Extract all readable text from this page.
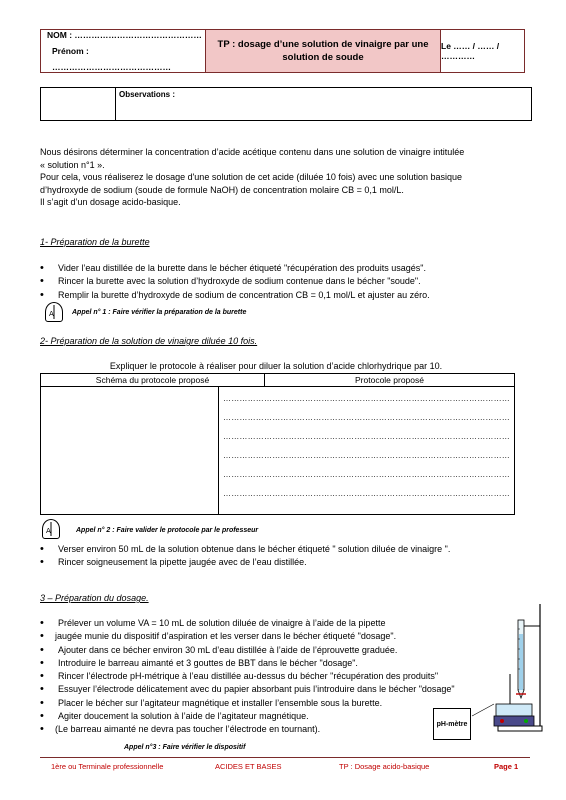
NOM : ………………………………………
Prénom : ……………………………………
TP : dosage d’une solution de vinaigre par une solution de soude
Le …… / …… / …………
Observations :
Nous désirons déterminer la concentration d’acide acétique contenu dans une solution de vinaigre intitulée
« solution n°1 ».
Pour cela, vous réaliserez le dosage d'une solution de cet acide (diluée 10 fois) avec une solution basique
d’hydroxyde de sodium (soude de formule NaOH) de concentration molaire CB = 0,1 mol/L.
Il s’agit d’un dosage acido-basique.
1- Préparation de la burette
• Vider l’eau distillée de la burette dans le bécher étiqueté "récupération des produits usagés".
• Rincer la burette avec la solution d’hydroxyde de sodium contenue dans le bécher "soude".
• Remplir la burette d’hydroxyde de sodium de concentration CB = 0,1 mol/L et ajuster au zéro.
A	Appel n° 1 : Faire vérifier la préparation de la burette
2- Préparation de la solution de vinaigre diluée 10 fois.
Expliquer le protocole à réaliser pour diluer la solution d’acide chlorhydrique par 10.
Schéma du protocole proposé	Protocole proposé
……………………………………………………………………………………………
……………………………………………………………………………………………
……………………………………………………………………………………………
……………………………………………………………………………………………
……………………………………………………………………………………………
……………………………………………………………………………………………
A	Appel n° 2 : Faire valider le protocole par le professeur
• Verser environ 50 mL de la solution obtenue dans le bécher étiqueté " solution diluée de vinaigre ".
• Rincer soigneusement la pipette jaugée avec de l’eau distillée.
3 – Préparation du dosage.
• Prélever un volume VA = 10 mL de solution diluée de vinaigre à l’aide de la pipette
• jaugée munie du dispositif d’aspiration et les verser dans le bécher étiqueté "dosage".
• Ajouter dans ce bécher environ 30 mL d’eau distillée à l’aide de l’éprouvette graduée.
• Introduire le barreau aimanté et 3 gouttes de BBT dans le bécher "dosage".
• Rincer l’électrode pH-métrique à l’eau distillée au-dessus du bécher "récupération des produits"
• Essuyer l’électrode délicatement avec du papier absorbant puis l’introduire dans le bécher "dosage"
• Placer le bécher sur l’agitateur magnétique et installer l’ensemble sous la burette.
• Agiter doucement la solution à l’aide de l’agitateur magnétique.
• (Le barreau aimanté ne devra pas toucher l’électrode en tournant).
pH-mètre
Appel n°3 : Faire vérifier le dispositif
1ère ou Terminale professionnelle	ACIDES ET BASES	TP : Dosage acido-basique	Page 1
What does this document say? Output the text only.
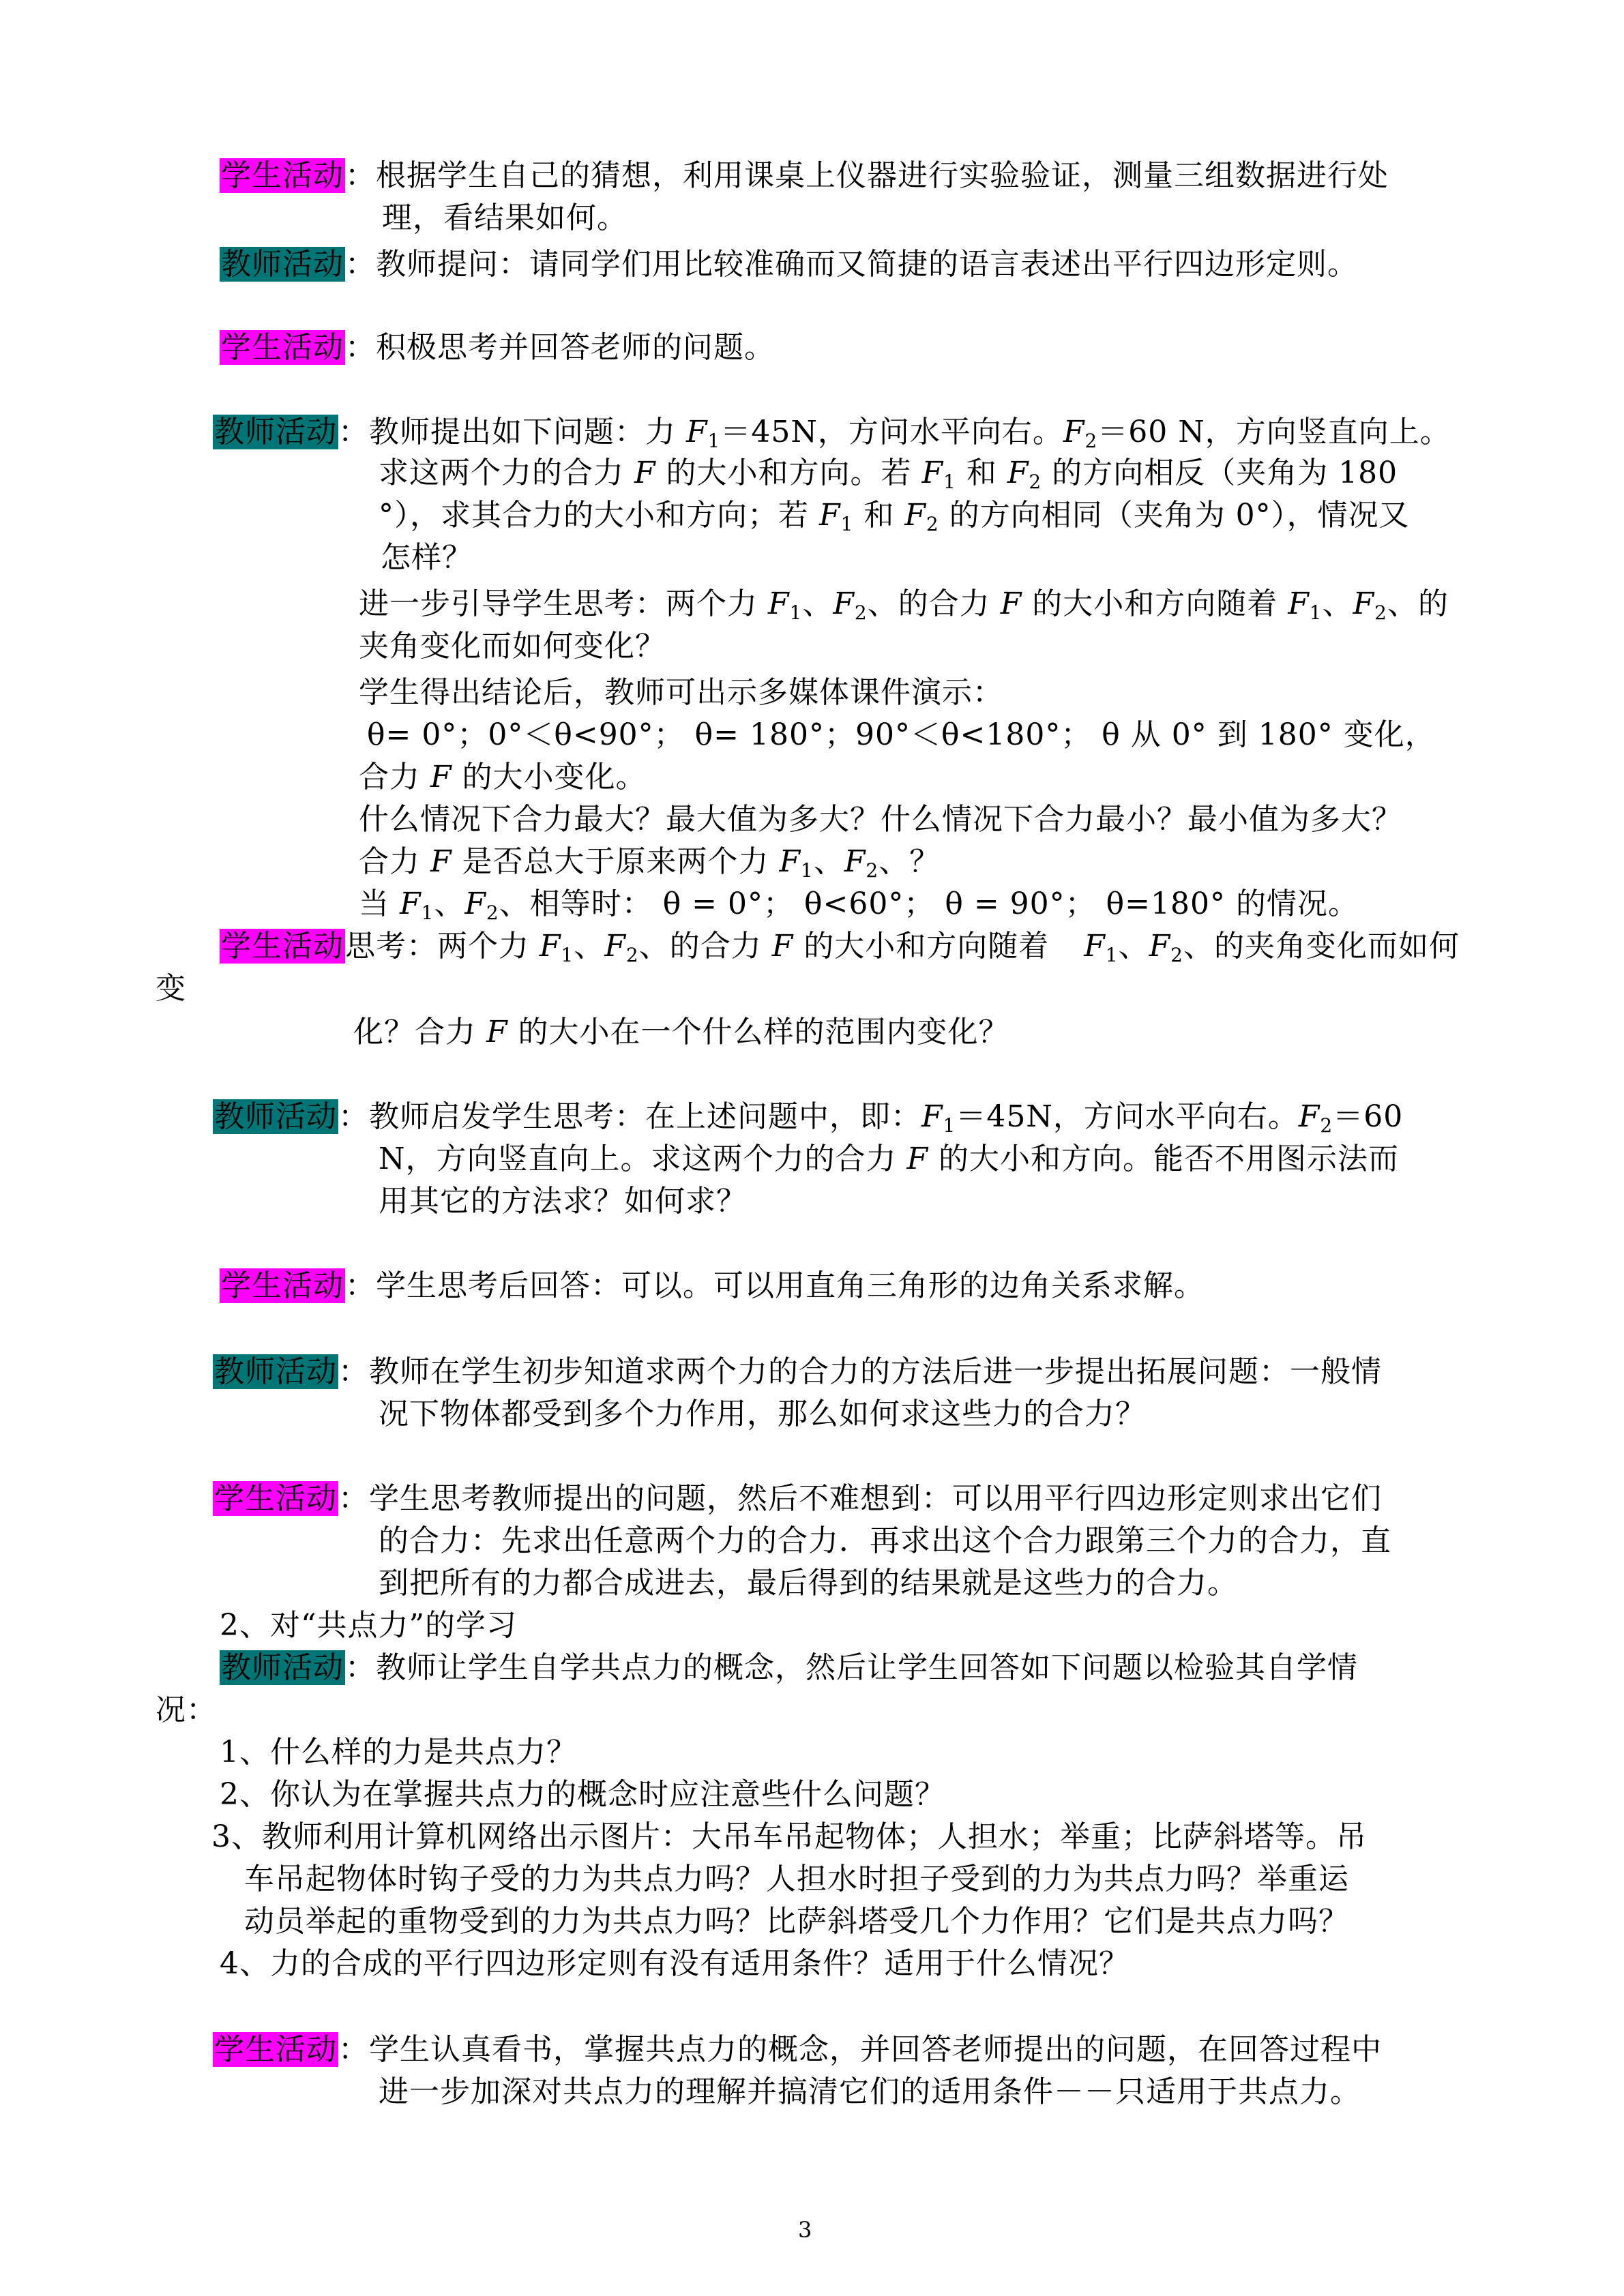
学生活动：根据学生自己的猜想，利用课桌上仪器进行实验验证，测量三组数据进行处
理，看结果如何。
教师活动：教师提问：请同学们用比较准确而又简捷的语言表述出平行四边形定则。
学生活动：积极思考并回答老师的问题。
教师活动：教师提出如下问题：力 $F_1=45N$，方问水平向右。$F_2=60$ N，方向竖直向上。
求这两个力的合力 F 的大小和方向。若 $F_1$ 和 $F_2$ 的方向相反（夹角为 180
°），求其合力的大小和方向；若 $F_1$ 和 $F_2$ 的方向相同（夹角为 0°），情况又
怎样？
进一步引导学生思考：两个力 $F_1$、$F_2$、的合力 F 的大小和方向随着 $F_1$、$F_2$、的
夹角变化而如何变化？
学生得出结论后，教师可出示多媒体课件演示：
θ= 0°；0°＜θ<90°； θ= 180°；90°＜θ<180°； θ 从 0° 到 180° 变化，
合力 F 的大小变化。
什么情况下合力最大？最大值为多大？什么情况下合力最小？最小值为多大？
合力 F 是否总大于原来两个力 $F_1$、$F_2$、？
当 $F_1$、$F_2$、相等时： θ = 0°； θ<60°； θ = 90°； θ=180° 的情况。
学生活动思考：两个力 $F_1$、$F_2$、的合力 F 的大小和方向随着 $F_1$、$F_2$、的夹角变化而如何
变
化？合力 F 的大小在一个什么样的范围内变化？
教师活动：教师启发学生思考：在上述问题中，即：$F_1=45N$，方问水平向右。$F_2=60$
N，方向竖直向上。求这两个力的合力 F 的大小和方向。能否不用图示法而
用其它的方法求？如何求？
学生活动：学生思考后回答：可以。可以用直角三角形的边角关系求解。
教师活动：教师在学生初步知道求两个力的合力的方法后进一步提出拓展问题：一般情
况下物体都受到多个力作用，那么如何求这些力的合力？
学生活动：学生思考教师提出的问题，然后不难想到：可以用平行四边形定则求出它们
的合力：先求出任意两个力的合力．再求出这个合力跟第三个力的合力，直
到把所有的力都合成进去，最后得到的结果就是这些力的合力。
2、对“共点力”的学习
教师活动：教师让学生自学共点力的概念，然后让学生回答如下问题以检验其自学情
况：
1、什么样的力是共点力？
2、你认为在掌握共点力的概念时应注意些什么问题？
3、教师利用计算机网络出示图片：大吊车吊起物体；人担水；举重；比萨斜塔等。吊
车吊起物体时钩子受的力为共点力吗？人担水时担子受到的力为共点力吗？举重运
动员举起的重物受到的力为共点力吗？比萨斜塔受几个力作用？它们是共点力吗？
4、力的合成的平行四边形定则有没有适用条件？适用于什么情况？
学生活动：学生认真看书，掌握共点力的概念，并回答老师提出的问题，在回答过程中
进一步加深对共点力的理解并搞清它们的适用条件－－只适用于共点力。
3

▸ Instructions for the task
In the material above, find each line that contains the word "étiqueté", and select it.

▸ Written answer
• Vider l’eau distillée de la burette dans le bécher étiqueté "récupération des produits usagés".
• Verser environ 50 mL de la solution obtenue dans le bécher étiqueté " solution diluée de vinaigre ".
• jaugée munie du dispositif d’aspiration et les verser dans le bécher étiqueté "dosage".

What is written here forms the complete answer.